Directions
Of all the lines in these entries, how many contain the string "title"? Give only that count.
** start of Listed records **
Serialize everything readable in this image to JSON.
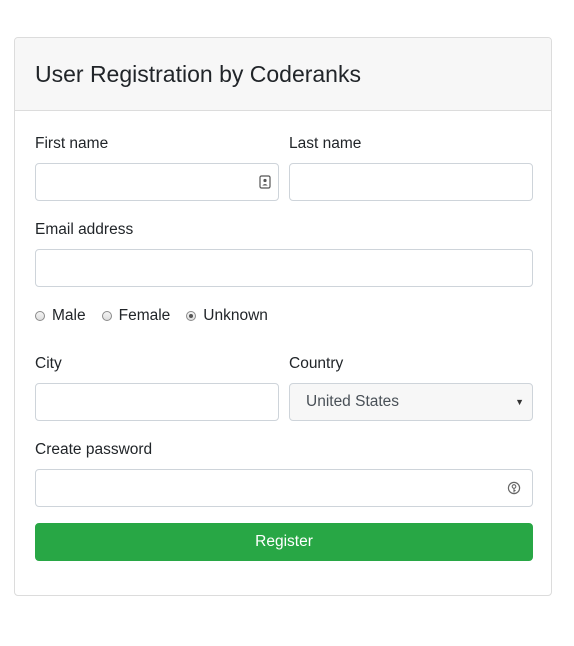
{
  "header": {
    "title": "User Registration by Coderanks"
  },
  "form": {
    "first_name": {
      "label": "First name",
      "value": "",
      "icon": "contact-card-icon"
    },
    "last_name": {
      "label": "Last name",
      "value": ""
    },
    "email": {
      "label": "Email address",
      "value": ""
    },
    "gender": {
      "options": [
        "Male",
        "Female",
        "Unknown"
      ],
      "selected": "Unknown"
    },
    "city": {
      "label": "City",
      "value": ""
    },
    "country": {
      "label": "Country",
      "selected": "United States"
    },
    "password": {
      "label": "Create password",
      "value": "",
      "icon": "password-key-icon"
    },
    "submit_label": "Register"
  },
  "colors": {
    "primary_button": "#28a745",
    "header_bg": "#f7f7f7",
    "border": "#dcdcdc"
  }
}
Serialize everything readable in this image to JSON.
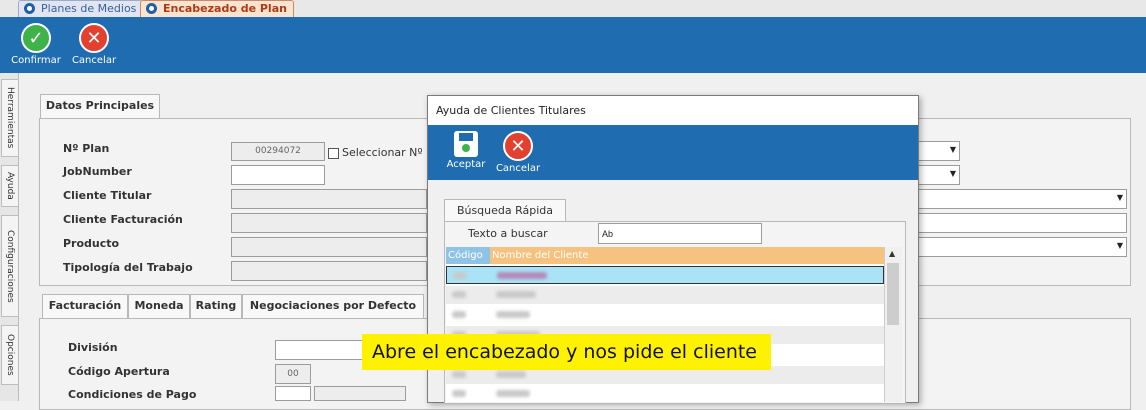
{
  "tabs": [
    {
      "label": "Planes de Medios"
    },
    {
      "label": "Encabezado de Plan"
    }
  ],
  "toolbar": {
    "confirm_label": "Confirmar",
    "cancel_label": "Cancelar"
  },
  "side_tabs": [
    "Herramientas",
    "Ayuda",
    "Configuraciones",
    "Opciones"
  ],
  "datos": {
    "tab_label": "Datos Principales",
    "plan_label": "Nº Plan",
    "plan_value": "00294072",
    "select_label": "Seleccionar Nº",
    "jobnumber_label": "JobNumber",
    "cliente_titular_label": "Cliente Titular",
    "cliente_facturacion_label": "Cliente Facturación",
    "producto_label": "Producto",
    "tipologia_label": "Tipología del Trabajo"
  },
  "bottom": {
    "tabs": [
      "Facturación",
      "Moneda",
      "Rating",
      "Negociaciones por Defecto"
    ],
    "division_label": "División",
    "codigo_apertura_label": "Código Apertura",
    "codigo_apertura_value": "00",
    "condiciones_label": "Condiciones de Pago"
  },
  "dialog": {
    "title": "Ayuda de Clientes Titulares",
    "accept_label": "Aceptar",
    "cancel_label": "Cancelar",
    "search_tab": "Búsqueda Rápida",
    "search_label": "Texto a buscar",
    "search_value": "Ab",
    "col_code": "Código",
    "col_name": "Nombre del Cliente"
  },
  "caption": "Abre el encabezado y nos pide el cliente",
  "colors": {
    "toolbar": "#1f6cb0",
    "caption_bg": "#fff200",
    "grid_header": "#f5c27f",
    "selected_row": "#a9e3f5"
  }
}
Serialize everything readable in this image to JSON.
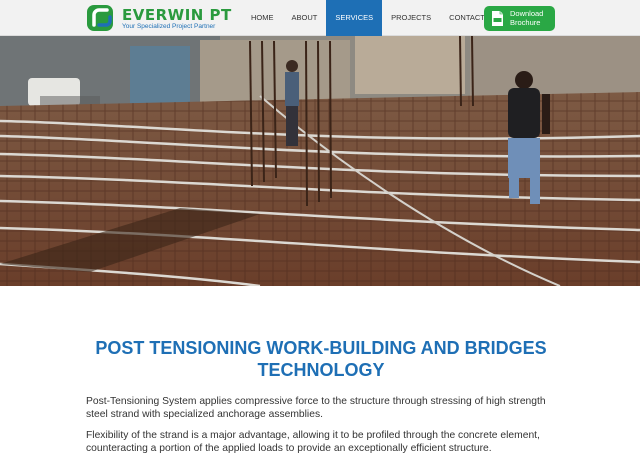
** end of Listed records **
The result
2